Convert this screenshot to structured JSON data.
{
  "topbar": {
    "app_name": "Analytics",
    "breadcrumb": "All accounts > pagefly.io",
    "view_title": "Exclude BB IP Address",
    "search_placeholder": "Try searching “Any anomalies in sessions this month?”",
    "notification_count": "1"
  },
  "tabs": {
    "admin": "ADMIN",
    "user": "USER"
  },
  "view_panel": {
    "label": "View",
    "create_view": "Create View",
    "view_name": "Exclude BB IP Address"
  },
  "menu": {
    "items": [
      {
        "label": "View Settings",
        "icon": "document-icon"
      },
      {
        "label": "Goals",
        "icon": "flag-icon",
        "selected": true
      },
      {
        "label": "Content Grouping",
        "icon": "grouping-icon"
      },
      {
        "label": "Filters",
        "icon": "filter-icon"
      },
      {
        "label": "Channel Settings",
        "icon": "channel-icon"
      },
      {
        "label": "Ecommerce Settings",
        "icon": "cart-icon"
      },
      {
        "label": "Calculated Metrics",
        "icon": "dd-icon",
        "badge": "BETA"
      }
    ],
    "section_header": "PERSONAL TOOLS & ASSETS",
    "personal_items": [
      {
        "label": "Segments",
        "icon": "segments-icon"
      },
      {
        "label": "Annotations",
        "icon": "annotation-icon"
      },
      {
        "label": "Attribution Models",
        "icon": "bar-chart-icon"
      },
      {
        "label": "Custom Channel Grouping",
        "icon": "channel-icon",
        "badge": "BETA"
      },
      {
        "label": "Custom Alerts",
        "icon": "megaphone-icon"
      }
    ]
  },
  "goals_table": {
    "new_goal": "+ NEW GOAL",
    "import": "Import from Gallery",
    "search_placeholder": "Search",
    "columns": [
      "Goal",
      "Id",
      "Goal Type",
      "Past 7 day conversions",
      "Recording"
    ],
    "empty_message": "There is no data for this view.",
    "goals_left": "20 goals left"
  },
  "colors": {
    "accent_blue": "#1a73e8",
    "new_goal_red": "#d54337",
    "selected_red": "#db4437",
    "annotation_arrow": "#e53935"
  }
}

····················

_EXERCISE INSTRUCTIONS_
Output the full listing without altering anything.

_EXERCISE OUTPUT_
Convert this screenshot to structured JSON data.
{
  "topbar": {
    "app_name": "Analytics",
    "breadcrumb": "All accounts > pagefly.io",
    "view_title": "Exclude BB IP Address",
    "search_placeholder": "Try searching “Any anomalies in sessions this month?”",
    "notification_count": "1"
  },
  "tabs": {
    "admin": "ADMIN",
    "user": "USER"
  },
  "view_panel": {
    "label": "View",
    "create_view": "Create View",
    "view_name": "Exclude BB IP Address"
  },
  "menu": {
    "items": [
      {
        "label": "View Settings",
        "icon": "document-icon"
      },
      {
        "label": "Goals",
        "icon": "flag-icon",
        "selected": true
      },
      {
        "label": "Content Grouping",
        "icon": "grouping-icon"
      },
      {
        "label": "Filters",
        "icon": "filter-icon"
      },
      {
        "label": "Channel Settings",
        "icon": "channel-icon"
      },
      {
        "label": "Ecommerce Settings",
        "icon": "cart-icon"
      },
      {
        "label": "Calculated Metrics",
        "icon": "dd-icon",
        "badge": "BETA"
      }
    ],
    "section_header": "PERSONAL TOOLS & ASSETS",
    "personal_items": [
      {
        "label": "Segments",
        "icon": "segments-icon"
      },
      {
        "label": "Annotations",
        "icon": "annotation-icon"
      },
      {
        "label": "Attribution Models",
        "icon": "bar-chart-icon"
      },
      {
        "label": "Custom Channel Grouping",
        "icon": "channel-icon",
        "badge": "BETA"
      },
      {
        "label": "Custom Alerts",
        "icon": "megaphone-icon"
      }
    ]
  },
  "goals_table": {
    "new_goal": "+ NEW GOAL",
    "import": "Import from Gallery",
    "search_placeholder": "Search",
    "columns": [
      "Goal",
      "Id",
      "Goal Type",
      "Past 7 day conversions",
      "Recording"
    ],
    "empty_message": "There is no data for this view.",
    "goals_left": "20 goals left"
  },
  "colors": {
    "accent_blue": "#1a73e8",
    "new_goal_red": "#d54337",
    "selected_red": "#db4437",
    "annotation_arrow": "#e53935"
  }
}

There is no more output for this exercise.